TASK STATEMENT ▸ Give back a single number, the count of lines containing the word "name".

------------------------------------------------------------------------

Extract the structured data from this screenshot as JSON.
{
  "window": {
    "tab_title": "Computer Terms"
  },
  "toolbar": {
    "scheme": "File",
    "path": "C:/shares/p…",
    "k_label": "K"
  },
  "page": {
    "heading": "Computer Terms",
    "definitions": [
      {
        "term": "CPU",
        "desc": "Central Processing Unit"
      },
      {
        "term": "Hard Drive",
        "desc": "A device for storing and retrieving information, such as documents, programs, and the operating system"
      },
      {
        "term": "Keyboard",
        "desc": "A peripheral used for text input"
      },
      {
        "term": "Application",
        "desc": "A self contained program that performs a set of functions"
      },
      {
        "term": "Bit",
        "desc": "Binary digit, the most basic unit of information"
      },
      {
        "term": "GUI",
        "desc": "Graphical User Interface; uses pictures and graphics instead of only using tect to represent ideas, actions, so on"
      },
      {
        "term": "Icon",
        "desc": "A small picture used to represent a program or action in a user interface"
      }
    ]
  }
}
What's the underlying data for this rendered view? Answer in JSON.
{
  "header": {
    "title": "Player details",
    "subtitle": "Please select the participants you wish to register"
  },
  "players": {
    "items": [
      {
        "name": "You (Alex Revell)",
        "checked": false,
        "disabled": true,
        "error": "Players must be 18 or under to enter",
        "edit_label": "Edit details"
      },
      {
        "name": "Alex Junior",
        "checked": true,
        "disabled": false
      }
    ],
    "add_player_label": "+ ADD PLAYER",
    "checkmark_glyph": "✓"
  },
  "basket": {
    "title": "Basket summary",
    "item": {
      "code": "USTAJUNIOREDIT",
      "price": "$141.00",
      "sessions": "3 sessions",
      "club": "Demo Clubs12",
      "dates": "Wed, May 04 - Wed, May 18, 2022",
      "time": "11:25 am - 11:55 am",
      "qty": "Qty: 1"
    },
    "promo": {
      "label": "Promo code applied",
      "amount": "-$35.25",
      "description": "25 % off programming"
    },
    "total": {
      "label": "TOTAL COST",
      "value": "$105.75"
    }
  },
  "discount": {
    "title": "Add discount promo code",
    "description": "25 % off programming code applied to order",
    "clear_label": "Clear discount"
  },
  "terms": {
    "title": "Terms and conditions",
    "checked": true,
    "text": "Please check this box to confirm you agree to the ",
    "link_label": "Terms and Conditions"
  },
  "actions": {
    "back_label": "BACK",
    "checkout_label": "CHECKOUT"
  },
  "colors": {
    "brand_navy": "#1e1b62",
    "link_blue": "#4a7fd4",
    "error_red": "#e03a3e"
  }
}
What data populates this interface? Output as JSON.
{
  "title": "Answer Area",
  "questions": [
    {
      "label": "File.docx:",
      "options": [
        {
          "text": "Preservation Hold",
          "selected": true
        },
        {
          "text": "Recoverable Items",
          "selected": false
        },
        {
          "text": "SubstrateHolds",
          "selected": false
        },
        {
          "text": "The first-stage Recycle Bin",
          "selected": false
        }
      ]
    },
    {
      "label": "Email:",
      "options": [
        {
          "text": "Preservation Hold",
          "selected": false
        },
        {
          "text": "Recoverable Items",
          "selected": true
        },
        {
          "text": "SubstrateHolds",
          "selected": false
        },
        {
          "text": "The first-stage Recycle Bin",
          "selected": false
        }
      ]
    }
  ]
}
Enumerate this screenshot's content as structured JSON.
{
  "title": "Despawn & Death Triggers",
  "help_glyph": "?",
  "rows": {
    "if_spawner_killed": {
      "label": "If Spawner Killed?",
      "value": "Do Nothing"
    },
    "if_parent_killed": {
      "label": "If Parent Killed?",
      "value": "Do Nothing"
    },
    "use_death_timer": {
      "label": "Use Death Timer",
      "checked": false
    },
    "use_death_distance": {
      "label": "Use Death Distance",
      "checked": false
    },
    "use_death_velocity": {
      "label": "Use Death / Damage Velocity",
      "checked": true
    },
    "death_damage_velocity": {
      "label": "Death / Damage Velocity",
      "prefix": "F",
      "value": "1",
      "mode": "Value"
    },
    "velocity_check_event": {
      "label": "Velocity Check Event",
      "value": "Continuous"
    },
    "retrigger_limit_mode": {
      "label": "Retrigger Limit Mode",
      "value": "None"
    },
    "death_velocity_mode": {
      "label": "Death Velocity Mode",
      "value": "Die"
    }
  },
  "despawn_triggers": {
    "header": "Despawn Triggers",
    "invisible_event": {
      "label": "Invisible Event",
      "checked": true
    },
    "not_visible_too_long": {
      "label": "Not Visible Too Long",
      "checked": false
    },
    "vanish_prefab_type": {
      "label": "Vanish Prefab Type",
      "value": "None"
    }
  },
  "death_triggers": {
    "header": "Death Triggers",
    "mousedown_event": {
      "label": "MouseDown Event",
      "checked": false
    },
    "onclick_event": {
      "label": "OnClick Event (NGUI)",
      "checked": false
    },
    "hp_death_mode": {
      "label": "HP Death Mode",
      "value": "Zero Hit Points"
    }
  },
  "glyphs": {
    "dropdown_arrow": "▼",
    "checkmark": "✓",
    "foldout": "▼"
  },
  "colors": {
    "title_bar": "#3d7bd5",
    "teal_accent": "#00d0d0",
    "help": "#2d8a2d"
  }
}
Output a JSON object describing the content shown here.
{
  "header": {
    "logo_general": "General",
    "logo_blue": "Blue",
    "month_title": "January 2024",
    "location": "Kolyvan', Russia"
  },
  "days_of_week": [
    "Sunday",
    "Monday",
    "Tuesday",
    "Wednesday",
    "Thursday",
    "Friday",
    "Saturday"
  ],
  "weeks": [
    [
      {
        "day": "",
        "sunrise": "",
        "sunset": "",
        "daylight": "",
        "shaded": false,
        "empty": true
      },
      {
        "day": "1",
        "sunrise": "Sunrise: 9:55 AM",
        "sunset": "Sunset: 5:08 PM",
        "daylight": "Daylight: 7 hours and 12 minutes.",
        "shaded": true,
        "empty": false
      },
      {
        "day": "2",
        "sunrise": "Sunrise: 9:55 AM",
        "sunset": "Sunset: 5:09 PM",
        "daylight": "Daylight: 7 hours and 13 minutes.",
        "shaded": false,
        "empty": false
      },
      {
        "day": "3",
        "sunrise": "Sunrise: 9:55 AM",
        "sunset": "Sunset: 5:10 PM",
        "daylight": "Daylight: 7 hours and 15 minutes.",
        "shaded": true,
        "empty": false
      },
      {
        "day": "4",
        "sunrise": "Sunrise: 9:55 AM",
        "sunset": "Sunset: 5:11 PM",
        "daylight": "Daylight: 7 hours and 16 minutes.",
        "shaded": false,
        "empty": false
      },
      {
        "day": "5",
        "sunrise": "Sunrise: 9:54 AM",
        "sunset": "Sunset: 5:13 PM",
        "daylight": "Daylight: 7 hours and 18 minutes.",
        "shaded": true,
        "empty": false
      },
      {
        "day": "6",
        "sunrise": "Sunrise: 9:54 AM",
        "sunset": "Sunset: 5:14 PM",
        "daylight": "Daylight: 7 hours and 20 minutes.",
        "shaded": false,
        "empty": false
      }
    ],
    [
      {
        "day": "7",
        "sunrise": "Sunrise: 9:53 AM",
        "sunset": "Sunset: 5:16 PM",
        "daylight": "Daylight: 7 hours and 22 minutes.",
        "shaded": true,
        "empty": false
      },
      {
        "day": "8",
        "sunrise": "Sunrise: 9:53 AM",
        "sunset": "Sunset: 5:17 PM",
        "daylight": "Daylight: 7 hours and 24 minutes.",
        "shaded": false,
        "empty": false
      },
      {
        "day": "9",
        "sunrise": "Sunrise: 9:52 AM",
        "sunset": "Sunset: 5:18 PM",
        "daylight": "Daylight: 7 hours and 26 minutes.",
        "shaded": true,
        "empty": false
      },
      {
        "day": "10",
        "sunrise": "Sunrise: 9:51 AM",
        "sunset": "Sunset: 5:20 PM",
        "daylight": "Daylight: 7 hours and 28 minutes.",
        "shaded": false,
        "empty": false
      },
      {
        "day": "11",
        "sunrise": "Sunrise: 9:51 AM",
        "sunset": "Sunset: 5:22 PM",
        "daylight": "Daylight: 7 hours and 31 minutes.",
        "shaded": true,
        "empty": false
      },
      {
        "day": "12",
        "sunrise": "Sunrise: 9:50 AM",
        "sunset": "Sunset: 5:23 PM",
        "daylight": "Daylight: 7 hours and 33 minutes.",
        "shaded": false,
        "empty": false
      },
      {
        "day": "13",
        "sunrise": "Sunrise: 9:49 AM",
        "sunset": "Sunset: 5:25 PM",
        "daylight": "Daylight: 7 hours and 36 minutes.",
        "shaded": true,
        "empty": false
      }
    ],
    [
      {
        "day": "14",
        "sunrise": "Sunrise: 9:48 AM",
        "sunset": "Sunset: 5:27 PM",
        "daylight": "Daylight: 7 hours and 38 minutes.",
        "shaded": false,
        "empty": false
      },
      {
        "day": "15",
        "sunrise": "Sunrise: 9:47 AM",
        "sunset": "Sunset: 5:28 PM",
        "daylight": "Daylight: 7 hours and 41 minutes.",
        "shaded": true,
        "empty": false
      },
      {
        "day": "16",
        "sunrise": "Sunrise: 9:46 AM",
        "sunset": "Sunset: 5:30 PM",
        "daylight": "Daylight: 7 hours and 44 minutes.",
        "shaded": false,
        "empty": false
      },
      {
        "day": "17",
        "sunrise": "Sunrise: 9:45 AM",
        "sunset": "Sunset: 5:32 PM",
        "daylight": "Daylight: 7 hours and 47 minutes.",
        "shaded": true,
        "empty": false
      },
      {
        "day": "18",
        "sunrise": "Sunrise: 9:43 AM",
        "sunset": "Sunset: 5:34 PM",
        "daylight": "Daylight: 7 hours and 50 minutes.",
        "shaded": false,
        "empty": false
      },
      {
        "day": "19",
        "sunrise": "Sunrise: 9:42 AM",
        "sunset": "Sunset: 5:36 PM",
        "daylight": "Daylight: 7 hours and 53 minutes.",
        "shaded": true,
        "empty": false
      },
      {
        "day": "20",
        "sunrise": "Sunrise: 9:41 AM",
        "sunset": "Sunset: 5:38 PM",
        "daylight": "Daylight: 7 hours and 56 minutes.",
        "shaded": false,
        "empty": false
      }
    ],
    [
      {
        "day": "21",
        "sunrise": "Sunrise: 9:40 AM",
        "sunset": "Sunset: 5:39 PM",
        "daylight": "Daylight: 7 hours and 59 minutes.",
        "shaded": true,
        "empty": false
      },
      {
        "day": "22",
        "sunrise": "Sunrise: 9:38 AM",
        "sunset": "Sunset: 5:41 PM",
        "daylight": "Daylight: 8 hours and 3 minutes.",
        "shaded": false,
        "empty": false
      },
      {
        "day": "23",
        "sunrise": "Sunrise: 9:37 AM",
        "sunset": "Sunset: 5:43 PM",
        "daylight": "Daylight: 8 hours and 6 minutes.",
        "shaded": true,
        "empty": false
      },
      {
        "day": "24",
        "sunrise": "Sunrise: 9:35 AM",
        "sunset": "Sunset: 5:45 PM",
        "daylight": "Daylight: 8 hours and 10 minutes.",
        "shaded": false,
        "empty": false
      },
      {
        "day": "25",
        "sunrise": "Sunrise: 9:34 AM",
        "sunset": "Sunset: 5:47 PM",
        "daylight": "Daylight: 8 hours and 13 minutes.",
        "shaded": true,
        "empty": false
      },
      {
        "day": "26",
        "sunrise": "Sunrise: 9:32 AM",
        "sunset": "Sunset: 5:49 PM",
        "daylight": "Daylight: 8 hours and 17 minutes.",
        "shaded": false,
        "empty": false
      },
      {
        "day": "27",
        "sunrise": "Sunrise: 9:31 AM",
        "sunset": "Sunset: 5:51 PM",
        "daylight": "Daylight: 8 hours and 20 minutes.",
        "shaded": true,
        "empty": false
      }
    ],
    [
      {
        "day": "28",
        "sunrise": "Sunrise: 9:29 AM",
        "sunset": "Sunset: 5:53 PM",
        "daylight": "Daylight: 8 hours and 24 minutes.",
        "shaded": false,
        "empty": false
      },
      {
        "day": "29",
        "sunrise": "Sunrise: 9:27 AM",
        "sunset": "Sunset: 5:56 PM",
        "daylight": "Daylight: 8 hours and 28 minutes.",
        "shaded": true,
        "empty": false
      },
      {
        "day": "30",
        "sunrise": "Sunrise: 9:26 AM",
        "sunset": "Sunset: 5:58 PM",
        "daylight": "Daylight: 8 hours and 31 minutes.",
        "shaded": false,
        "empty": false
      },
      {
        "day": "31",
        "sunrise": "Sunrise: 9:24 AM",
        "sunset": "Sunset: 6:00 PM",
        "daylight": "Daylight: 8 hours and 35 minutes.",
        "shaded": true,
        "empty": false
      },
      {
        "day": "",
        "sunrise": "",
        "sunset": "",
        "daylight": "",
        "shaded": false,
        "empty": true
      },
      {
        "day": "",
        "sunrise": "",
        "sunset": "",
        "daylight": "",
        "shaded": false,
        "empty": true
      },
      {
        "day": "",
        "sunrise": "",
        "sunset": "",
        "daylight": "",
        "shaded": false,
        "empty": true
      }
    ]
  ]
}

------------------------------------------------------------------------

CORRECT RESPONSE ▸ 2